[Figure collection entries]
-- Begin --

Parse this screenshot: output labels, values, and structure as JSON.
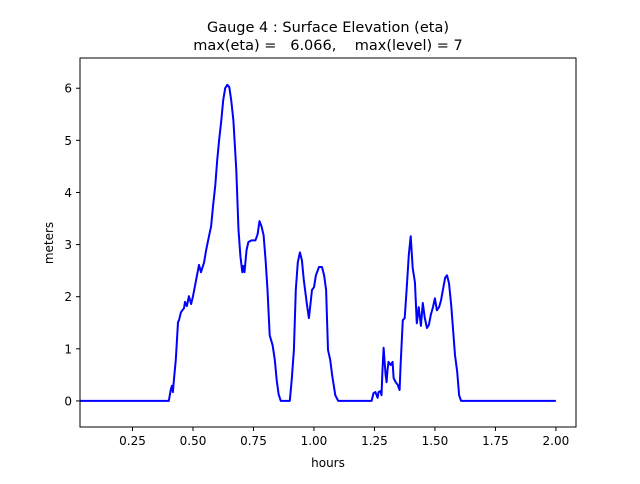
{
  "chart_data": {
    "type": "line",
    "title_line1": "Gauge 4 : Surface Elevation (eta)",
    "title_line2": "max(eta) =   6.066,    max(level) = 7",
    "xlabel": "hours",
    "ylabel": "meters",
    "xlim": [
      0.033,
      2.083
    ],
    "ylim": [
      -0.5,
      6.58
    ],
    "xticks": [
      0.25,
      0.5,
      0.75,
      1.0,
      1.25,
      1.5,
      1.75,
      2.0
    ],
    "xtick_labels": [
      "0.25",
      "0.50",
      "0.75",
      "1.00",
      "1.25",
      "1.50",
      "1.75",
      "2.00"
    ],
    "yticks": [
      0,
      1,
      2,
      3,
      4,
      5,
      6
    ],
    "ytick_labels": [
      "0",
      "1",
      "2",
      "3",
      "4",
      "5",
      "6"
    ],
    "grid": false,
    "series": [
      {
        "name": "eta",
        "color": "#0000ff",
        "x": [
          0.033,
          0.367,
          0.4,
          0.408,
          0.413,
          0.417,
          0.421,
          0.429,
          0.438,
          0.442,
          0.45,
          0.463,
          0.467,
          0.475,
          0.483,
          0.492,
          0.5,
          0.525,
          0.533,
          0.546,
          0.554,
          0.567,
          0.575,
          0.583,
          0.592,
          0.6,
          0.608,
          0.617,
          0.625,
          0.633,
          0.642,
          0.65,
          0.658,
          0.667,
          0.679,
          0.688,
          0.696,
          0.704,
          0.708,
          0.713,
          0.721,
          0.729,
          0.742,
          0.758,
          0.767,
          0.775,
          0.783,
          0.792,
          0.8,
          0.808,
          0.817,
          0.829,
          0.838,
          0.846,
          0.854,
          0.863,
          0.9,
          0.908,
          0.917,
          0.925,
          0.933,
          0.942,
          0.95,
          0.958,
          0.971,
          0.979,
          0.988,
          0.992,
          1.0,
          1.008,
          1.021,
          1.033,
          1.042,
          1.05,
          1.058,
          1.067,
          1.075,
          1.088,
          1.1,
          1.238,
          1.246,
          1.254,
          1.263,
          1.267,
          1.275,
          1.279,
          1.283,
          1.288,
          1.296,
          1.3,
          1.304,
          1.308,
          1.317,
          1.325,
          1.329,
          1.338,
          1.346,
          1.354,
          1.358,
          1.367,
          1.375,
          1.383,
          1.392,
          1.4,
          1.408,
          1.417,
          1.425,
          1.433,
          1.442,
          1.45,
          1.458,
          1.467,
          1.475,
          1.483,
          1.492,
          1.5,
          1.508,
          1.517,
          1.525,
          1.533,
          1.542,
          1.55,
          1.558,
          1.567,
          1.575,
          1.583,
          1.592,
          1.6,
          1.608,
          2.0
        ],
        "y": [
          0,
          0,
          0,
          0.21,
          0.29,
          0.17,
          0.4,
          0.79,
          1.51,
          1.55,
          1.7,
          1.78,
          1.9,
          1.82,
          2.01,
          1.86,
          2.01,
          2.61,
          2.47,
          2.66,
          2.89,
          3.18,
          3.35,
          3.75,
          4.14,
          4.62,
          5.0,
          5.38,
          5.77,
          6.0,
          6.066,
          6.02,
          5.77,
          5.38,
          4.43,
          3.28,
          2.78,
          2.47,
          2.59,
          2.47,
          2.89,
          3.05,
          3.08,
          3.08,
          3.2,
          3.45,
          3.35,
          3.18,
          2.7,
          2.13,
          1.26,
          1.07,
          0.79,
          0.4,
          0.13,
          0,
          0,
          0.4,
          0.98,
          2.13,
          2.66,
          2.85,
          2.7,
          2.32,
          1.84,
          1.59,
          1.97,
          2.13,
          2.18,
          2.41,
          2.57,
          2.57,
          2.41,
          2.13,
          0.98,
          0.79,
          0.5,
          0.11,
          0,
          0,
          0.15,
          0.17,
          0.06,
          0.17,
          0.19,
          0.11,
          0.56,
          1.02,
          0.5,
          0.36,
          0.59,
          0.75,
          0.69,
          0.75,
          0.44,
          0.36,
          0.31,
          0.21,
          0.69,
          1.55,
          1.59,
          2.13,
          2.8,
          3.16,
          2.55,
          2.28,
          1.49,
          1.8,
          1.44,
          1.88,
          1.59,
          1.4,
          1.46,
          1.65,
          1.8,
          1.97,
          1.74,
          1.8,
          1.93,
          2.13,
          2.36,
          2.41,
          2.26,
          1.84,
          1.36,
          0.88,
          0.56,
          0.11,
          0,
          0
        ]
      }
    ]
  }
}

-- End --

Your goal.
Without the pictures, write out all of the material exactly.

Expected answer.
Parse this screenshot: output labels, values, and structure as JSON.
{
  "chart_data": {
    "type": "line",
    "title_line1": "Gauge 4 : Surface Elevation (eta)",
    "title_line2": "max(eta) =   6.066,    max(level) = 7",
    "xlabel": "hours",
    "ylabel": "meters",
    "xlim": [
      0.033,
      2.083
    ],
    "ylim": [
      -0.5,
      6.58
    ],
    "xticks": [
      0.25,
      0.5,
      0.75,
      1.0,
      1.25,
      1.5,
      1.75,
      2.0
    ],
    "xtick_labels": [
      "0.25",
      "0.50",
      "0.75",
      "1.00",
      "1.25",
      "1.50",
      "1.75",
      "2.00"
    ],
    "yticks": [
      0,
      1,
      2,
      3,
      4,
      5,
      6
    ],
    "ytick_labels": [
      "0",
      "1",
      "2",
      "3",
      "4",
      "5",
      "6"
    ],
    "grid": false,
    "series": [
      {
        "name": "eta",
        "color": "#0000ff",
        "x": [
          0.033,
          0.367,
          0.4,
          0.408,
          0.413,
          0.417,
          0.421,
          0.429,
          0.438,
          0.442,
          0.45,
          0.463,
          0.467,
          0.475,
          0.483,
          0.492,
          0.5,
          0.525,
          0.533,
          0.546,
          0.554,
          0.567,
          0.575,
          0.583,
          0.592,
          0.6,
          0.608,
          0.617,
          0.625,
          0.633,
          0.642,
          0.65,
          0.658,
          0.667,
          0.679,
          0.688,
          0.696,
          0.704,
          0.708,
          0.713,
          0.721,
          0.729,
          0.742,
          0.758,
          0.767,
          0.775,
          0.783,
          0.792,
          0.8,
          0.808,
          0.817,
          0.829,
          0.838,
          0.846,
          0.854,
          0.863,
          0.9,
          0.908,
          0.917,
          0.925,
          0.933,
          0.942,
          0.95,
          0.958,
          0.971,
          0.979,
          0.988,
          0.992,
          1.0,
          1.008,
          1.021,
          1.033,
          1.042,
          1.05,
          1.058,
          1.067,
          1.075,
          1.088,
          1.1,
          1.238,
          1.246,
          1.254,
          1.263,
          1.267,
          1.275,
          1.279,
          1.283,
          1.288,
          1.296,
          1.3,
          1.304,
          1.308,
          1.317,
          1.325,
          1.329,
          1.338,
          1.346,
          1.354,
          1.358,
          1.367,
          1.375,
          1.383,
          1.392,
          1.4,
          1.408,
          1.417,
          1.425,
          1.433,
          1.442,
          1.45,
          1.458,
          1.467,
          1.475,
          1.483,
          1.492,
          1.5,
          1.508,
          1.517,
          1.525,
          1.533,
          1.542,
          1.55,
          1.558,
          1.567,
          1.575,
          1.583,
          1.592,
          1.6,
          1.608,
          2.0
        ],
        "y": [
          0,
          0,
          0,
          0.21,
          0.29,
          0.17,
          0.4,
          0.79,
          1.51,
          1.55,
          1.7,
          1.78,
          1.9,
          1.82,
          2.01,
          1.86,
          2.01,
          2.61,
          2.47,
          2.66,
          2.89,
          3.18,
          3.35,
          3.75,
          4.14,
          4.62,
          5.0,
          5.38,
          5.77,
          6.0,
          6.066,
          6.02,
          5.77,
          5.38,
          4.43,
          3.28,
          2.78,
          2.47,
          2.59,
          2.47,
          2.89,
          3.05,
          3.08,
          3.08,
          3.2,
          3.45,
          3.35,
          3.18,
          2.7,
          2.13,
          1.26,
          1.07,
          0.79,
          0.4,
          0.13,
          0,
          0,
          0.4,
          0.98,
          2.13,
          2.66,
          2.85,
          2.7,
          2.32,
          1.84,
          1.59,
          1.97,
          2.13,
          2.18,
          2.41,
          2.57,
          2.57,
          2.41,
          2.13,
          0.98,
          0.79,
          0.5,
          0.11,
          0,
          0,
          0.15,
          0.17,
          0.06,
          0.17,
          0.19,
          0.11,
          0.56,
          1.02,
          0.5,
          0.36,
          0.59,
          0.75,
          0.69,
          0.75,
          0.44,
          0.36,
          0.31,
          0.21,
          0.69,
          1.55,
          1.59,
          2.13,
          2.8,
          3.16,
          2.55,
          2.28,
          1.49,
          1.8,
          1.44,
          1.88,
          1.59,
          1.4,
          1.46,
          1.65,
          1.8,
          1.97,
          1.74,
          1.8,
          1.93,
          2.13,
          2.36,
          2.41,
          2.26,
          1.84,
          1.36,
          0.88,
          0.56,
          0.11,
          0,
          0
        ]
      }
    ]
  }
}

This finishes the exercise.